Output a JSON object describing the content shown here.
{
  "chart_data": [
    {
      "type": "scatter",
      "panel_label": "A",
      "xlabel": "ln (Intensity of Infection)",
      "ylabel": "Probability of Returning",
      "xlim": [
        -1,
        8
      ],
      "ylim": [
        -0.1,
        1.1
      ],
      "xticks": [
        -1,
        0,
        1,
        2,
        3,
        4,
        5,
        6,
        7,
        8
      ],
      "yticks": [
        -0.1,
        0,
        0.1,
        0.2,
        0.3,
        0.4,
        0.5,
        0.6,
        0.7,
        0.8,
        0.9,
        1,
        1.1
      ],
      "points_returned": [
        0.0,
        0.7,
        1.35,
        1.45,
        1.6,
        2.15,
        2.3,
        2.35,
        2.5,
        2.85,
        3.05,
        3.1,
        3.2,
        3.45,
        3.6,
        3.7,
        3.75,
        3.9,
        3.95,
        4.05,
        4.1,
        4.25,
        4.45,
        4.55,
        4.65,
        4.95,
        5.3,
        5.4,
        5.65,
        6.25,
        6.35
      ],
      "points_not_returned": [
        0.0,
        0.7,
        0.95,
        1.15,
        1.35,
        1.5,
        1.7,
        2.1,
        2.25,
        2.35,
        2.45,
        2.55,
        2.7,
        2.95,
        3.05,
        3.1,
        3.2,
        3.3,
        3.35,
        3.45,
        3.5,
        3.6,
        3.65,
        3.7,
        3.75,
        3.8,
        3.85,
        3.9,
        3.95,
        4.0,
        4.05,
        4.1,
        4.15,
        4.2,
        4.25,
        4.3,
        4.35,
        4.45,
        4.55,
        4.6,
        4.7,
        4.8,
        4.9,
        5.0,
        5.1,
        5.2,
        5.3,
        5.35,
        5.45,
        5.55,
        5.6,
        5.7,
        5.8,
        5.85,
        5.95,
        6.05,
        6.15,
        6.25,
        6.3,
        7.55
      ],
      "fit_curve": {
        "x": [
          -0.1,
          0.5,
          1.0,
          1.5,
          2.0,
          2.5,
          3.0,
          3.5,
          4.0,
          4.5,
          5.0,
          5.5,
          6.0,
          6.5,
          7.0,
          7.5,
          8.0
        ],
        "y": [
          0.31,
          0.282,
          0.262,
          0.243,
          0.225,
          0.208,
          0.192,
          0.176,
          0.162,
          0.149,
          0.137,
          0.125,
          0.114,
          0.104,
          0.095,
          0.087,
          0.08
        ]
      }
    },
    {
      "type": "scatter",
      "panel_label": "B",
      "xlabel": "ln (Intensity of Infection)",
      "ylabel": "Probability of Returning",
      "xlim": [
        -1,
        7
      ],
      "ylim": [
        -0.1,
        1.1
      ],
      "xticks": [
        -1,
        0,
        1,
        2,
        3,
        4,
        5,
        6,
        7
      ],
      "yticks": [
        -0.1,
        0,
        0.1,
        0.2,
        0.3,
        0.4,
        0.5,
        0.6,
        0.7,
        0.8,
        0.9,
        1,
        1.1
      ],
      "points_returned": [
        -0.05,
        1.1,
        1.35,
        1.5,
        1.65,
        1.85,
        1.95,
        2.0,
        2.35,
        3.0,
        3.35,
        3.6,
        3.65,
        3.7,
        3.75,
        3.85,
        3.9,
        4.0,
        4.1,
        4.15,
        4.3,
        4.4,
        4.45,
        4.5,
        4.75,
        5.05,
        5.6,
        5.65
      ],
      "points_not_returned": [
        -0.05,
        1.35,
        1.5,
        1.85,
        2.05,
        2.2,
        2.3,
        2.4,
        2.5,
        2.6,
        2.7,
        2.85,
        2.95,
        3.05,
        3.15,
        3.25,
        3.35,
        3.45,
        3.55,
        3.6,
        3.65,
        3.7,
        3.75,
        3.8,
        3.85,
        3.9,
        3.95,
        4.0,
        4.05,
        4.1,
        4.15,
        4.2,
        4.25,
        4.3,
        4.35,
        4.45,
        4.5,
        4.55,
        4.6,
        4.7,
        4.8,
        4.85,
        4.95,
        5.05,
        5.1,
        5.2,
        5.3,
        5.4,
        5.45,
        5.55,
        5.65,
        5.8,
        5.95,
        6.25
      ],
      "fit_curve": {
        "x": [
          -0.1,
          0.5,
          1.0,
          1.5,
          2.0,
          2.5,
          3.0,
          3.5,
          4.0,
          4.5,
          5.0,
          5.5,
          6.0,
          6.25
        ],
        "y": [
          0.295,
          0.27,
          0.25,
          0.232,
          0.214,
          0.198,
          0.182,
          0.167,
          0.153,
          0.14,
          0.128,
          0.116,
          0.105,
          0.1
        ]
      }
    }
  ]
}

#### PROBLEM STATEMENT
Output the records exactly, including every line.

#### EXERCISE OUTPUT
Output a JSON object describing the content shown here.
{
  "chart_data": [
    {
      "type": "scatter",
      "panel_label": "A",
      "xlabel": "ln (Intensity of Infection)",
      "ylabel": "Probability of Returning",
      "xlim": [
        -1,
        8
      ],
      "ylim": [
        -0.1,
        1.1
      ],
      "xticks": [
        -1,
        0,
        1,
        2,
        3,
        4,
        5,
        6,
        7,
        8
      ],
      "yticks": [
        -0.1,
        0,
        0.1,
        0.2,
        0.3,
        0.4,
        0.5,
        0.6,
        0.7,
        0.8,
        0.9,
        1,
        1.1
      ],
      "points_returned": [
        0.0,
        0.7,
        1.35,
        1.45,
        1.6,
        2.15,
        2.3,
        2.35,
        2.5,
        2.85,
        3.05,
        3.1,
        3.2,
        3.45,
        3.6,
        3.7,
        3.75,
        3.9,
        3.95,
        4.05,
        4.1,
        4.25,
        4.45,
        4.55,
        4.65,
        4.95,
        5.3,
        5.4,
        5.65,
        6.25,
        6.35
      ],
      "points_not_returned": [
        0.0,
        0.7,
        0.95,
        1.15,
        1.35,
        1.5,
        1.7,
        2.1,
        2.25,
        2.35,
        2.45,
        2.55,
        2.7,
        2.95,
        3.05,
        3.1,
        3.2,
        3.3,
        3.35,
        3.45,
        3.5,
        3.6,
        3.65,
        3.7,
        3.75,
        3.8,
        3.85,
        3.9,
        3.95,
        4.0,
        4.05,
        4.1,
        4.15,
        4.2,
        4.25,
        4.3,
        4.35,
        4.45,
        4.55,
        4.6,
        4.7,
        4.8,
        4.9,
        5.0,
        5.1,
        5.2,
        5.3,
        5.35,
        5.45,
        5.55,
        5.6,
        5.7,
        5.8,
        5.85,
        5.95,
        6.05,
        6.15,
        6.25,
        6.3,
        7.55
      ],
      "fit_curve": {
        "x": [
          -0.1,
          0.5,
          1.0,
          1.5,
          2.0,
          2.5,
          3.0,
          3.5,
          4.0,
          4.5,
          5.0,
          5.5,
          6.0,
          6.5,
          7.0,
          7.5,
          8.0
        ],
        "y": [
          0.31,
          0.282,
          0.262,
          0.243,
          0.225,
          0.208,
          0.192,
          0.176,
          0.162,
          0.149,
          0.137,
          0.125,
          0.114,
          0.104,
          0.095,
          0.087,
          0.08
        ]
      }
    },
    {
      "type": "scatter",
      "panel_label": "B",
      "xlabel": "ln (Intensity of Infection)",
      "ylabel": "Probability of Returning",
      "xlim": [
        -1,
        7
      ],
      "ylim": [
        -0.1,
        1.1
      ],
      "xticks": [
        -1,
        0,
        1,
        2,
        3,
        4,
        5,
        6,
        7
      ],
      "yticks": [
        -0.1,
        0,
        0.1,
        0.2,
        0.3,
        0.4,
        0.5,
        0.6,
        0.7,
        0.8,
        0.9,
        1,
        1.1
      ],
      "points_returned": [
        -0.05,
        1.1,
        1.35,
        1.5,
        1.65,
        1.85,
        1.95,
        2.0,
        2.35,
        3.0,
        3.35,
        3.6,
        3.65,
        3.7,
        3.75,
        3.85,
        3.9,
        4.0,
        4.1,
        4.15,
        4.3,
        4.4,
        4.45,
        4.5,
        4.75,
        5.05,
        5.6,
        5.65
      ],
      "points_not_returned": [
        -0.05,
        1.35,
        1.5,
        1.85,
        2.05,
        2.2,
        2.3,
        2.4,
        2.5,
        2.6,
        2.7,
        2.85,
        2.95,
        3.05,
        3.15,
        3.25,
        3.35,
        3.45,
        3.55,
        3.6,
        3.65,
        3.7,
        3.75,
        3.8,
        3.85,
        3.9,
        3.95,
        4.0,
        4.05,
        4.1,
        4.15,
        4.2,
        4.25,
        4.3,
        4.35,
        4.45,
        4.5,
        4.55,
        4.6,
        4.7,
        4.8,
        4.85,
        4.95,
        5.05,
        5.1,
        5.2,
        5.3,
        5.4,
        5.45,
        5.55,
        5.65,
        5.8,
        5.95,
        6.25
      ],
      "fit_curve": {
        "x": [
          -0.1,
          0.5,
          1.0,
          1.5,
          2.0,
          2.5,
          3.0,
          3.5,
          4.0,
          4.5,
          5.0,
          5.5,
          6.0,
          6.25
        ],
        "y": [
          0.295,
          0.27,
          0.25,
          0.232,
          0.214,
          0.198,
          0.182,
          0.167,
          0.153,
          0.14,
          0.128,
          0.116,
          0.105,
          0.1
        ]
      }
    }
  ]
}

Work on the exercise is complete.